Copy out each line that has "Corp" in it.

►

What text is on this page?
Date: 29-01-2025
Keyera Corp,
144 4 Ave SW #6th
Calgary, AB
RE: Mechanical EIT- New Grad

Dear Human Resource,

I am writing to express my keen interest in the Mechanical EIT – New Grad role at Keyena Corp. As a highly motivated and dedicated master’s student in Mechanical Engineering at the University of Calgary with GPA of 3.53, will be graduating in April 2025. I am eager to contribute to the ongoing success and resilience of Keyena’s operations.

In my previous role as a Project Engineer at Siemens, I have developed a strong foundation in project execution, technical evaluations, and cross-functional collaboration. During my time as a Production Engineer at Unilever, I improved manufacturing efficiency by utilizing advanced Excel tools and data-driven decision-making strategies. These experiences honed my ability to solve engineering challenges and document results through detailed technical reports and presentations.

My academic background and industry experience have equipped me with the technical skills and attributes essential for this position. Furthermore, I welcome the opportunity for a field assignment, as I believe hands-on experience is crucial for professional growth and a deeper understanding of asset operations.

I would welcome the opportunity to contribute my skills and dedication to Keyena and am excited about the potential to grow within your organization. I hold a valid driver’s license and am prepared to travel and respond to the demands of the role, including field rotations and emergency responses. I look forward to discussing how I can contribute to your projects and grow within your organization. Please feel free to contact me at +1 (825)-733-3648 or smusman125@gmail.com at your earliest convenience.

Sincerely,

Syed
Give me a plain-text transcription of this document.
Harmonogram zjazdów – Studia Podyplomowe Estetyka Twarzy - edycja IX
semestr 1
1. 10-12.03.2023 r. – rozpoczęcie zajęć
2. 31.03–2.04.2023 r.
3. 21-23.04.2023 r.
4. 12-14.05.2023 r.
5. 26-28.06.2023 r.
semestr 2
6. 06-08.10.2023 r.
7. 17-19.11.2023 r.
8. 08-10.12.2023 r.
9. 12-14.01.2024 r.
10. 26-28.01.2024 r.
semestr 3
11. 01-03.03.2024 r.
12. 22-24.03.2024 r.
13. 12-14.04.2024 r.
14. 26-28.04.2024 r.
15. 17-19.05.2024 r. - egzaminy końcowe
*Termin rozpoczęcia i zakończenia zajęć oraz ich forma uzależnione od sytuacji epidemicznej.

◄

■ **EXERCISE RESPONSE**
Keyera Corp,
I am writing to express my keen interest in the Mechanical EIT – New Grad role at Keyena Corp. As a highly motivated and dedicated master’s student in Mechanical Engineering at the University of Calgary with GPA of 3.53, will be graduating in April 2025. I am eager to contribute to the ongoing success and resilience of Keyena’s operations.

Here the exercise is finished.